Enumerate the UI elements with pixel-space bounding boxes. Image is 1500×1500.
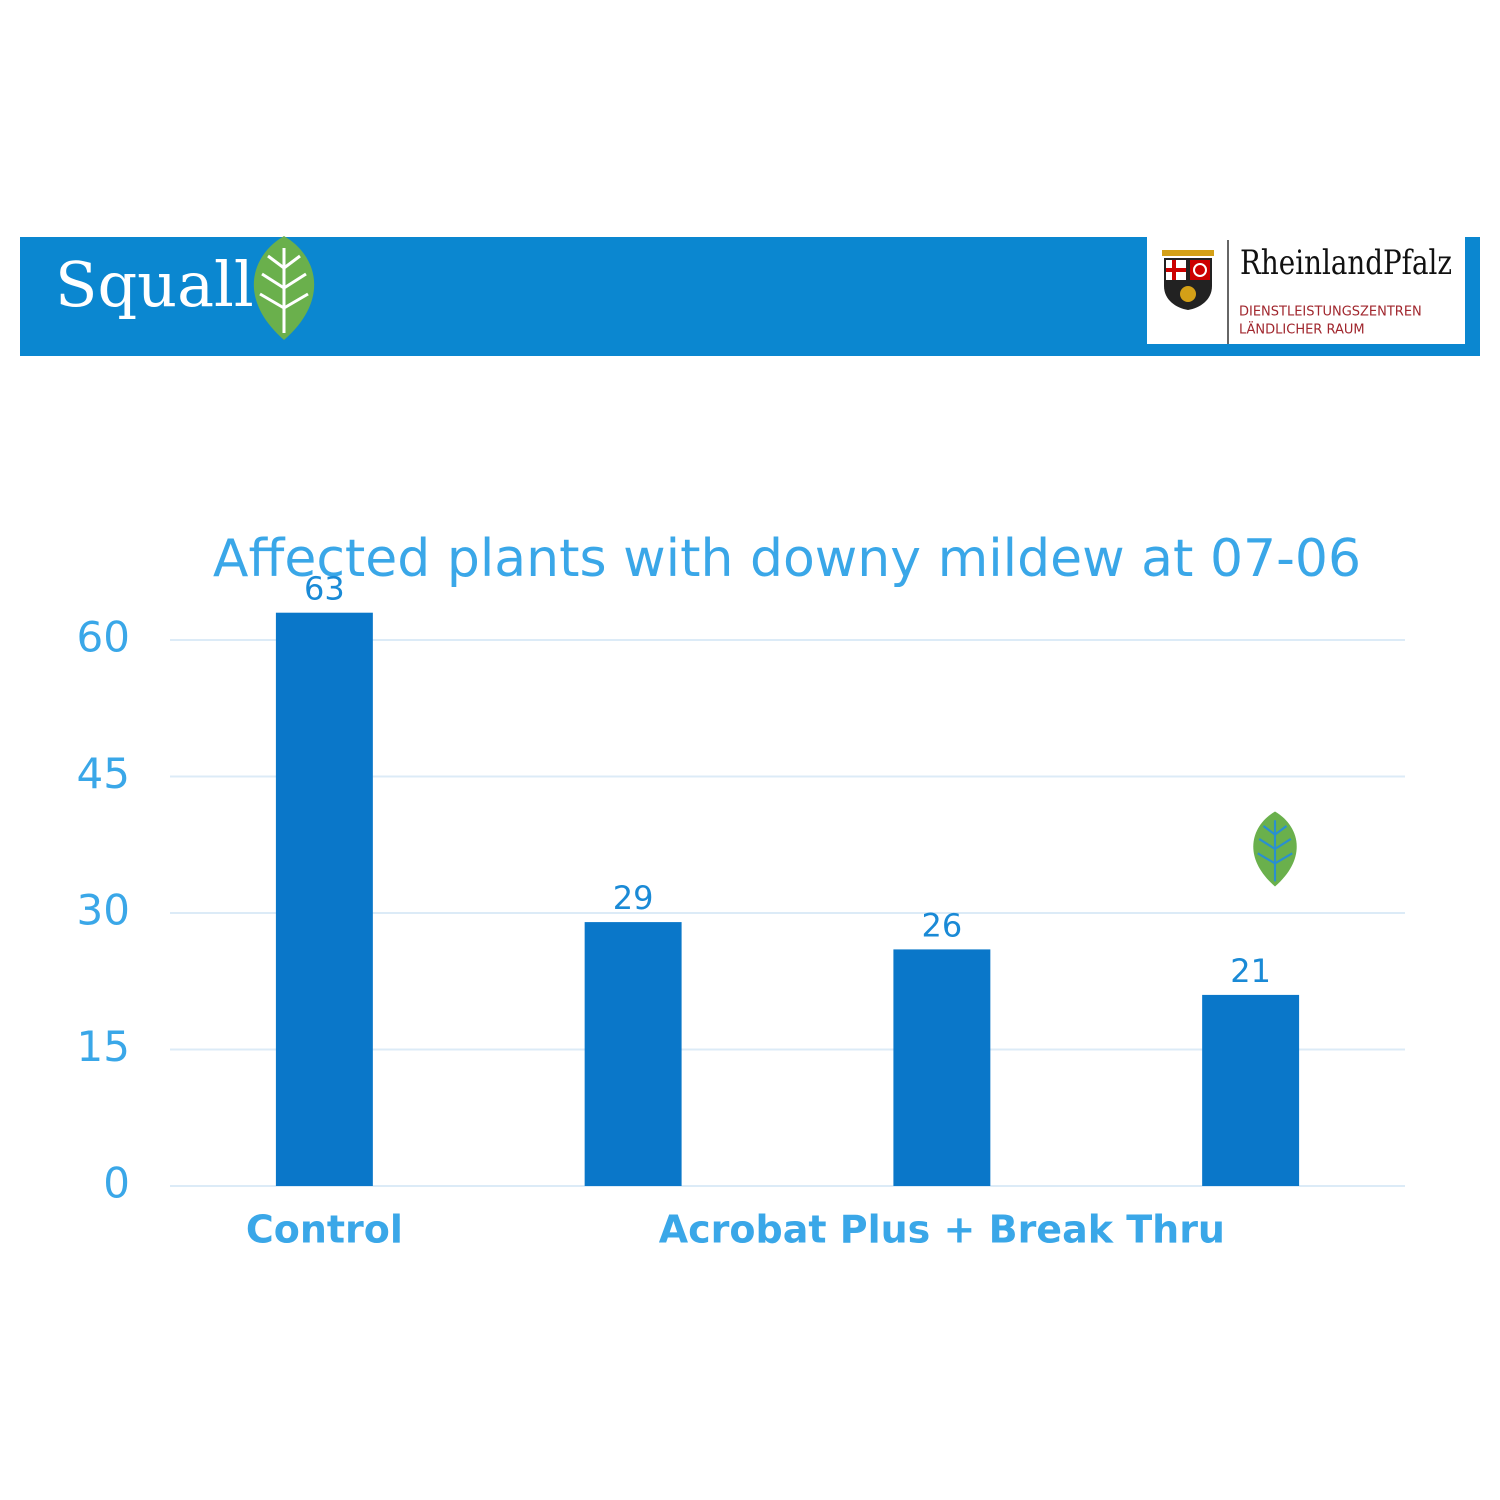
data-label: 29 <box>613 879 654 917</box>
bar <box>1202 994 1300 1186</box>
bar <box>893 949 991 1186</box>
bar <box>584 922 682 1186</box>
brand-leaf <box>253 236 315 340</box>
y-tick-label: 30 <box>77 886 130 935</box>
coat-of-arms <box>1162 250 1214 310</box>
partner-line: DIENSTLEISTUNGSZENTREN <box>1239 305 1422 320</box>
x-tick-label: Control <box>246 1208 403 1252</box>
y-tick-label: 45 <box>77 749 130 798</box>
y-tick-label: 60 <box>77 613 130 662</box>
data-label: 21 <box>1230 952 1271 990</box>
x-tick-label: Acrobat Plus + Break Thru <box>659 1208 1225 1252</box>
bar <box>275 612 373 1186</box>
decor-leaf <box>1253 811 1297 887</box>
data-label: 63 <box>304 570 345 608</box>
brand: Squall <box>55 248 254 321</box>
partner-name: RheinlandPfalz <box>1240 243 1452 283</box>
chart-title: Affected plants with downy mildew at 07-… <box>213 529 1361 589</box>
y-tick-label: 0 <box>103 1159 130 1208</box>
partner-line: LÄNDLICHER RAUM <box>1239 322 1365 338</box>
data-label: 26 <box>922 906 963 944</box>
y-tick-label: 15 <box>77 1022 130 1071</box>
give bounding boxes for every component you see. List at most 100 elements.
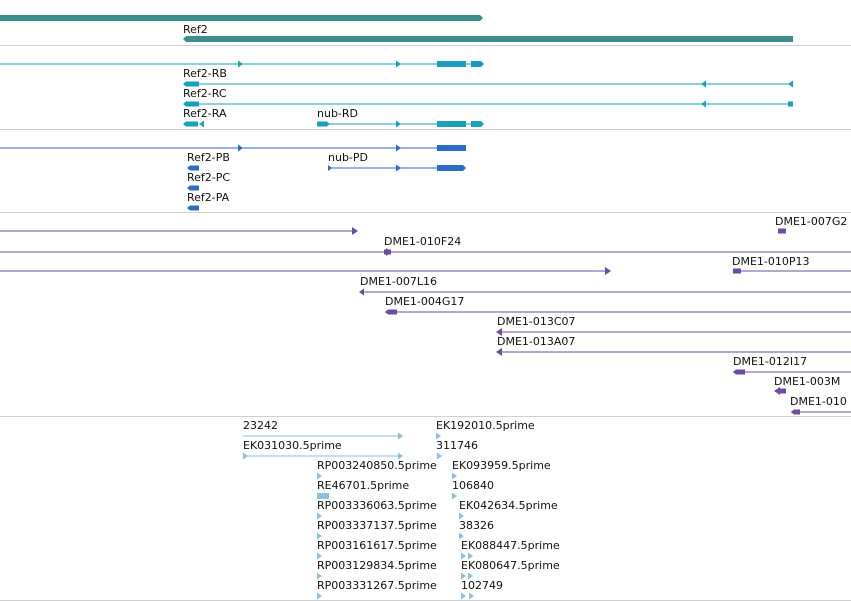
transcript-exon [701, 100, 706, 108]
feature-label-rp003336063: RP003336063.5prime [317, 499, 437, 512]
transcript-exon [437, 145, 466, 151]
est-end [317, 592, 322, 600]
est-end [461, 572, 466, 580]
transcript-exon [238, 60, 243, 68]
est-end [317, 532, 322, 540]
transcript-exon [701, 80, 706, 88]
transcript-track-nub-canvas [0, 60, 793, 128]
feature-label-dme1-003m: DME1-003M [774, 375, 841, 388]
clone-end [778, 388, 786, 394]
feature-label-dme1-010f24: DME1-010F24 [384, 235, 462, 248]
feature-label-dme1-013c07: DME1-013C07 [497, 315, 576, 328]
feature-label-dme1-010: DME1-010 [790, 395, 847, 408]
transcript-exon [328, 165, 332, 171]
est-end [317, 572, 322, 580]
est-end [317, 493, 329, 499]
transcript-exon [317, 121, 326, 127]
feature-label-102749: 102749 [461, 579, 503, 592]
clone-end [605, 267, 611, 275]
transcript-exon [187, 205, 199, 211]
est-end [468, 572, 473, 580]
transcript-exon [437, 61, 466, 67]
est-track-canvas [243, 432, 474, 600]
transcript-exon [187, 165, 199, 171]
est-end [469, 592, 474, 600]
gene-track-canvas [0, 15, 793, 42]
clone-end [733, 268, 741, 274]
est-end [398, 432, 403, 440]
est-end [243, 452, 248, 460]
clone-end [496, 328, 502, 336]
feature-label-dme1-010p13: DME1-010P13 [732, 255, 810, 268]
gene-glyph-upper [0, 15, 483, 21]
feature-label-nub-pd: nub-PD [328, 151, 368, 164]
transcript-track-ref-canvas [0, 144, 466, 211]
est-end [452, 472, 457, 480]
feature-label-38326: 38326 [459, 519, 494, 532]
feature-label-ek093959: EK093959.5prime [452, 459, 551, 472]
est-end [437, 452, 442, 460]
feature-label-dme1-007l16: DME1-007L16 [360, 275, 437, 288]
feature-label-rp003161617: RP003161617.5prime [317, 539, 437, 552]
transcript-exon [396, 60, 401, 68]
feature-label-ref2: Ref2 [183, 23, 208, 36]
transcript-exon [238, 144, 243, 152]
est-end [459, 532, 464, 540]
transcript-exon [187, 185, 199, 191]
transcript-exon [183, 101, 199, 107]
feature-label-dme1-013a07: DME1-013A07 [497, 335, 576, 348]
est-end [317, 512, 322, 520]
gene-glyph-ref2 [183, 36, 793, 42]
feature-label-ek080647: EK080647.5prime [461, 559, 560, 572]
feature-label-dme1-007g2: DME1-007G2 [775, 215, 848, 228]
clone-track: DME1-007G2 DME1-010F24 DME1-010P13 DME1-… [0, 213, 851, 417]
transcript-exon [788, 101, 793, 107]
transcript-exon [326, 121, 330, 127]
feature-label-rp003331267: RP003331267.5prime [317, 579, 437, 592]
transcript-exon [396, 144, 401, 152]
est-end [461, 592, 466, 600]
feature-label-ref2-rc: Ref2-RC [183, 87, 227, 100]
clone-track-canvas [0, 227, 851, 415]
feature-label-re46701: RE46701.5prime [317, 479, 410, 492]
est-end [398, 452, 403, 460]
est-end [452, 492, 457, 500]
est-end [461, 552, 466, 560]
gene-track: Ref2 [0, 0, 851, 46]
clone-end [791, 409, 800, 415]
transcript-exon [396, 164, 401, 172]
clone-end [359, 288, 364, 296]
feature-label-106840: 106840 [452, 479, 494, 492]
feature-label-311746: 311746 [436, 439, 478, 452]
feature-label-rp003129834: RP003129834.5prime [317, 559, 437, 572]
feature-label-ref2-pc: Ref2-PC [187, 171, 231, 184]
est-end [468, 552, 473, 560]
transcript-exon [183, 121, 198, 127]
est-track: 23242 EK192010.5prime EK031030.5prime 31… [0, 417, 851, 601]
clone-end [385, 309, 397, 315]
transcript-exon [471, 121, 484, 127]
est-end [459, 512, 464, 520]
clone-end [352, 227, 358, 235]
clone-end [384, 249, 391, 255]
feature-label-dme1-004g17: DME1-004G17 [385, 295, 465, 308]
transcript-track-ref: Ref2-PB nub-PD Ref2-PC Ref2-PA [0, 130, 851, 213]
est-end [317, 552, 322, 560]
transcript-exon [199, 120, 204, 128]
feature-label-rp003240850: RP003240850.5prime [317, 459, 437, 472]
feature-label-ek192010: EK192010.5prime [436, 419, 535, 432]
feature-label-nub-rd: nub-RD [317, 107, 359, 120]
transcript-exon [183, 81, 199, 87]
transcript-exon [437, 121, 466, 127]
feature-label-ref2-pb: Ref2-PB [187, 151, 230, 164]
transcript-track-nub: Ref2-RB Ref2-RC Ref2-RA nub-RD [0, 46, 851, 130]
feature-label-ref2-rb: Ref2-RB [183, 67, 227, 80]
feature-label-ek031030: EK031030.5prime [243, 439, 342, 452]
feature-label-23242: 23242 [243, 419, 278, 432]
feature-label-ref2-ra: Ref2-RA [183, 107, 227, 120]
clone-end [733, 369, 745, 375]
transcript-exon [788, 80, 793, 88]
clone-end [778, 228, 786, 234]
feature-label-ek088447: EK088447.5prime [461, 539, 560, 552]
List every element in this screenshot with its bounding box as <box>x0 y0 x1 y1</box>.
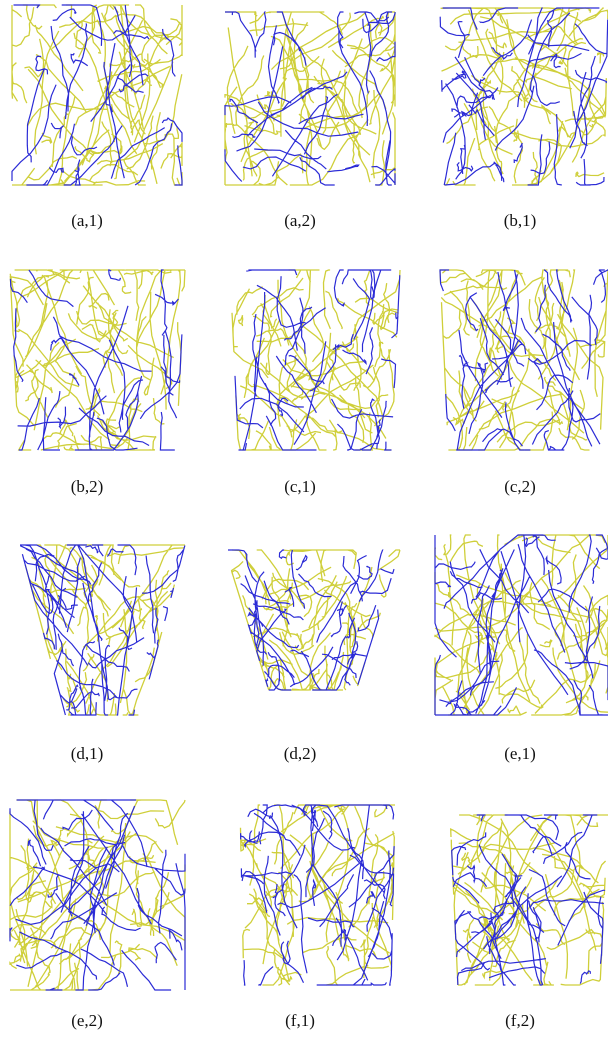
vessel-image <box>19 544 186 716</box>
panel-label: (a,1) <box>71 211 103 230</box>
panel-label: (a,2) <box>284 211 316 230</box>
vessel-blue <box>439 269 608 451</box>
vessel-yellow <box>434 534 608 716</box>
vessel-image <box>434 534 608 716</box>
panel-label: (f,2) <box>505 1011 535 1030</box>
vessel-blue <box>9 269 183 451</box>
vessel-blue <box>9 799 186 991</box>
vessel-yellow <box>11 4 183 186</box>
vessel-blue <box>224 11 396 186</box>
panel-label: (e,2) <box>71 1011 103 1030</box>
vessel-image <box>439 7 608 186</box>
panel-label: (b,2) <box>71 477 104 496</box>
vessel-blue <box>451 814 606 986</box>
vessel-blue <box>19 544 186 716</box>
panel-label: (d,2) <box>284 744 317 763</box>
vessel-blue <box>240 804 395 986</box>
vessel-blue <box>434 534 608 716</box>
vessel-image <box>224 10 396 186</box>
panel-label: (c,1) <box>284 477 316 496</box>
vessel-image <box>231 269 401 451</box>
vessel-image <box>450 814 608 986</box>
vessel-blue <box>234 269 401 451</box>
panel-label: (e,1) <box>504 744 536 763</box>
vessel-blue <box>439 7 608 186</box>
panel-label: (b,1) <box>504 211 537 230</box>
panel-label: (c,2) <box>504 477 536 496</box>
vessel-yellow <box>440 7 608 186</box>
vessel-yellow <box>24 544 185 716</box>
vessel-image <box>239 804 395 986</box>
vessel-yellow <box>231 269 401 451</box>
vessel-image <box>11 4 183 186</box>
vessel-blue <box>228 549 395 691</box>
vessel-image <box>228 549 401 691</box>
vessel-image <box>9 799 186 991</box>
vessel-yellow <box>224 10 396 186</box>
vessel-blue <box>11 4 183 186</box>
panel-label: (d,1) <box>71 744 104 763</box>
panel-label: (f,1) <box>285 1011 315 1030</box>
vessel-image <box>9 269 186 451</box>
vessel-image <box>439 269 608 451</box>
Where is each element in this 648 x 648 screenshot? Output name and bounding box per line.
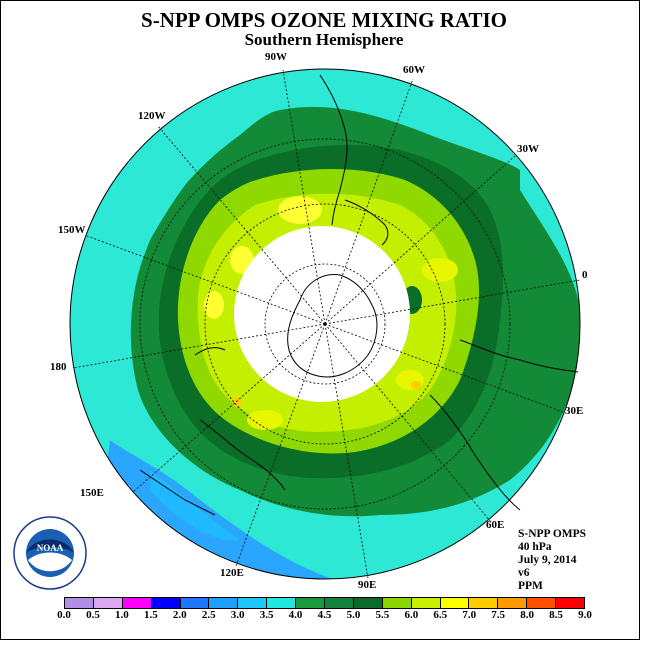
colorbar-tick-label: 3.5 bbox=[259, 609, 274, 621]
colorbar-tick-label: 1.5 bbox=[143, 609, 158, 621]
colorbar-tick-label: 0.0 bbox=[57, 609, 71, 621]
colorbar-swatch bbox=[440, 598, 470, 608]
info-line: 40 hPa bbox=[518, 541, 552, 553]
colorbar-ticks: 0.0 0.5 1.0 1.5 2.0 2.5 3.0 3.5 4.0 4.5 5.0 5.5 6.0 6… bbox=[0, 609, 648, 625]
info-line: v6 bbox=[518, 567, 530, 579]
lon-label: 120W bbox=[138, 110, 166, 122]
lon-label: 90W bbox=[265, 51, 287, 63]
contour-yellow-patch bbox=[422, 258, 458, 282]
noaa-logo-text: NOAA bbox=[37, 543, 64, 553]
graticule bbox=[72, 69, 581, 579]
colorbar-swatch bbox=[353, 598, 383, 608]
colorbar-tick-label: 0.5 bbox=[86, 609, 100, 621]
colorbar-swatch bbox=[151, 598, 181, 608]
australia-coast bbox=[199, 419, 286, 491]
colorbar-tick-label: 7.0 bbox=[462, 609, 477, 621]
colorbar-tick-label: 2.5 bbox=[201, 609, 216, 621]
colorbar-swatch bbox=[296, 598, 326, 608]
colorbar-swatch bbox=[325, 598, 354, 608]
colorbar-tick-label: 9.0 bbox=[578, 609, 592, 621]
colorbar bbox=[64, 597, 585, 609]
longitude-labels: 90W 60W 30W 0 30E 60E 90E 120E 150E 180 … bbox=[50, 51, 588, 591]
colorbar-swatch bbox=[498, 598, 528, 608]
map-title: S-NPP OMPS OZONE MIXING RATIO bbox=[141, 8, 507, 32]
lon-label: 30E bbox=[565, 405, 583, 417]
colorbar-swatch bbox=[382, 598, 412, 608]
lon-label: 150W bbox=[58, 224, 86, 236]
contour-yellow-patch bbox=[247, 410, 283, 430]
colorbar-tick-label: 1.0 bbox=[115, 609, 129, 621]
colorbar-tick-label: 4.5 bbox=[317, 609, 332, 621]
lon-label: 60E bbox=[486, 519, 504, 531]
contour-yellow-patch bbox=[204, 291, 224, 319]
colorbar-swatch bbox=[209, 598, 239, 608]
colorbar-tick-label: 4.0 bbox=[288, 609, 303, 621]
colorbar-tick-label: 5.0 bbox=[346, 609, 361, 621]
info-line: PPM bbox=[518, 580, 543, 592]
lon-label: 180 bbox=[50, 361, 67, 373]
colorbar-swatch bbox=[411, 598, 441, 608]
colorbar-tick-label: 5.5 bbox=[375, 609, 390, 621]
colorbar-swatch bbox=[469, 598, 499, 608]
map-subtitle: Southern Hemisphere bbox=[244, 30, 404, 49]
coastlines bbox=[139, 74, 579, 516]
info-line: July 9, 2014 bbox=[518, 554, 577, 566]
colorbar-tick-label: 7.5 bbox=[491, 609, 506, 621]
info-box: S-NPP OMPS 40 hPa July 9, 2014 v6 PPM bbox=[518, 528, 586, 593]
antarctica-coast bbox=[287, 274, 378, 378]
info-line: S-NPP OMPS bbox=[518, 528, 587, 540]
colorbar-tick-label: 2.0 bbox=[172, 609, 187, 621]
lon-label: 120E bbox=[220, 567, 244, 579]
south-america-coast bbox=[319, 74, 348, 226]
nz-coast bbox=[139, 469, 216, 516]
island-coast bbox=[194, 347, 226, 356]
colorbar-tick-label: 6.5 bbox=[433, 609, 448, 621]
colorbar-swatch bbox=[180, 598, 210, 608]
lon-label: 150E bbox=[80, 487, 104, 499]
indian-coast bbox=[429, 394, 521, 511]
colorbar-tick-label: 3.0 bbox=[230, 609, 245, 621]
lon-label: 30W bbox=[517, 143, 539, 155]
contour-orange-spot bbox=[411, 381, 421, 389]
ozone-field bbox=[70, 69, 580, 579]
polar-night-region bbox=[234, 226, 410, 402]
lon-label: 60W bbox=[403, 64, 425, 76]
colorbar-tick-label: 8.0 bbox=[520, 609, 534, 621]
contour-yellow-patch bbox=[278, 196, 322, 224]
colorbar-swatch bbox=[65, 598, 94, 608]
tierra-del-fuego bbox=[344, 199, 389, 246]
colorbar-swatch bbox=[238, 598, 268, 608]
contour-orange-spot bbox=[232, 397, 242, 407]
colorbar-swatch bbox=[122, 598, 152, 608]
colorbar-tick-label: 8.5 bbox=[549, 609, 563, 621]
lon-label: 0 bbox=[582, 269, 588, 281]
africa-coast bbox=[459, 339, 579, 373]
colorbar-swatch bbox=[556, 598, 585, 608]
contour-lightblue bbox=[150, 470, 240, 541]
colorbar-tick-label: 6.0 bbox=[404, 609, 419, 621]
lon-label: 90E bbox=[358, 579, 376, 591]
colorbar-swatch bbox=[93, 598, 123, 608]
colorbar-swatch bbox=[527, 598, 557, 608]
colorbar-swatch bbox=[267, 598, 297, 608]
noaa-logo: NOAA bbox=[13, 516, 87, 590]
map-border bbox=[69, 68, 581, 580]
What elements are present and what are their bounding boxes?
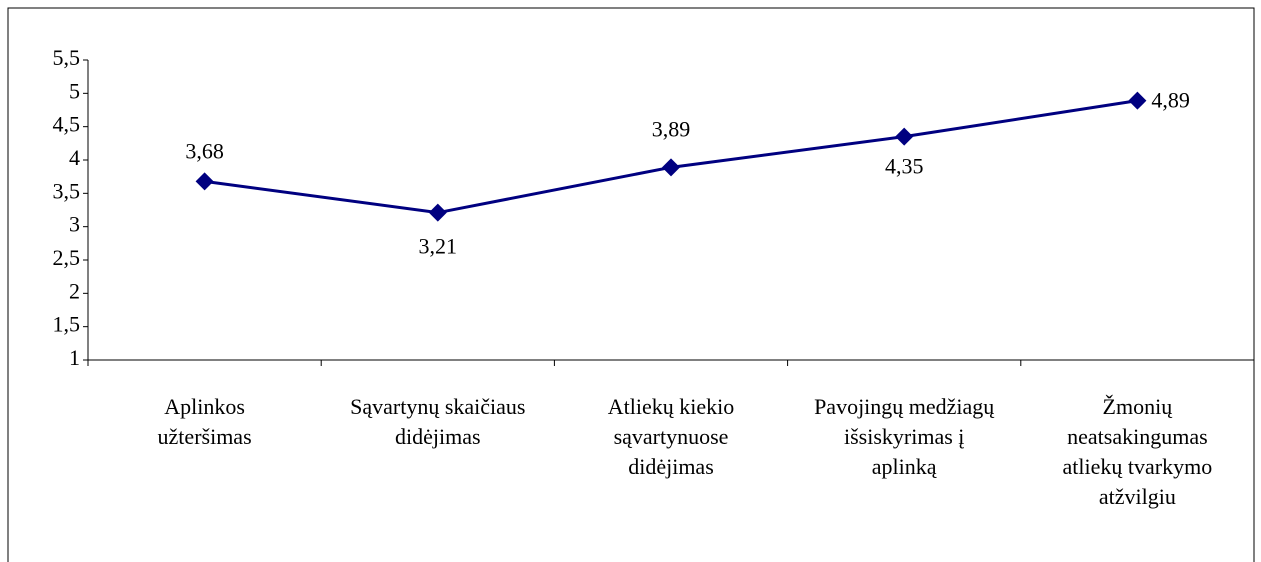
marker [1128,91,1147,110]
data-label: 4,35 [885,154,924,179]
data-label: 3,68 [185,138,224,163]
x-tick-label: Sąvartynų skaičiaus didėjimas [350,394,526,449]
x-tick-label: Aplinkos užteršimas [157,394,252,449]
marker [895,127,914,146]
y-tick-label: 2,5 [53,245,81,270]
y-tick-label: 2 [69,278,80,303]
y-tick-label: 1 [69,345,80,370]
chart-frame [7,7,1255,562]
y-tick-label: 5 [69,78,80,103]
y-tick-label: 5,5 [53,45,81,70]
data-label: 4,89 [1151,88,1190,113]
data-label: 3,21 [419,234,458,259]
y-tick-label: 1,5 [53,312,81,337]
x-tick-label: Pavojingų medžiagų išsiskyrimas į aplink… [814,394,995,479]
marker [662,158,680,177]
x-tick-label: Žmonių neatsakingumas atliekų tvarkymo a… [1062,394,1213,509]
data-label: 3,89 [652,116,691,141]
x-tick-label: Atliekų kiekio sąvartynuose didėjimas [607,394,735,479]
marker [195,172,214,191]
y-tick-label: 3 [69,212,80,237]
y-tick-label: 3,5 [53,178,81,203]
y-tick-label: 4,5 [53,112,81,137]
marker [428,203,447,222]
y-tick-label: 4 [69,145,80,170]
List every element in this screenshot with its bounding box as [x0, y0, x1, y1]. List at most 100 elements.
================
* What you have to do
Can you turn everything from the line containing "transcript-exon [701, 100, 706, 108]" down to the line containing "gene-glyph-upper [0, 15, 483, 21]" into a Markdown table with the columns Row and Line, numbering each row and leaving out any blank lines?

* The result
| Row | Line |
|---|---|
| 1 | transcript-exon [701, 100, 706, 108] |
| 2 | feature-label-rp003336063: RP003336063.5prime [317, 499, 437, 512] |
| 3 | transcript-exon [437, 145, 466, 151] |
| 4 | est-end [317, 592, 322, 600] |
| 5 | est-end [461, 572, 466, 580] |
| 6 | transcript-exon [238, 60, 243, 68] |
| 7 | est-end [317, 532, 322, 540] |
| 8 | transcript-exon [701, 80, 706, 88] |
| 9 | transcript-track-nub-canvas [0, 60, 793, 128] |
| 10 | feature-label-dme1-003m: DME1-003M [774, 375, 841, 388] |
| 11 | clone-end [778, 388, 786, 394] |
| 12 | feature-label-dme1-010f24: DME1-010F24 [384, 235, 462, 248] |
| 13 | feature-label-dme1-013c07: DME1-013C07 [497, 315, 576, 328] |
| 14 | feature-label-dme1-010: DME1-010 [790, 395, 847, 408] |
| 15 | transcript-exon [328, 165, 332, 171] |
| 16 | est-end [317, 572, 322, 580] |
| 17 | est-end [317, 493, 329, 499] |
| 18 | transcript-exon [317, 121, 326, 127] |
| 19 | feature-label-102749: 102749 [461, 579, 503, 592] |
| 20 | clone-end [605, 267, 611, 275] |
| 21 | transcript-exon [187, 205, 199, 211] |
| 22 | est-end [468, 572, 473, 580] |
| 23 | transcript-exon [437, 61, 466, 67] |
| 24 | est-track-canvas [243, 432, 474, 600] |
| 25 | transcript-exon [187, 165, 199, 171] |
| 26 | est-end [469, 592, 474, 600] |
| 27 | gene-track-canvas [0, 15, 793, 42] |
| 28 | clone-end [733, 268, 741, 274] |
| 29 | est-end [398, 432, 403, 440] |
| 30 | est-end [243, 452, 248, 460] |
| 31 | clone-end [496, 328, 502, 336] |
| 32 | feature-label-dme1-010p13: DME1-010P13 [732, 255, 810, 268] |
| 33 | gene-glyph-upper [0, 15, 483, 21] |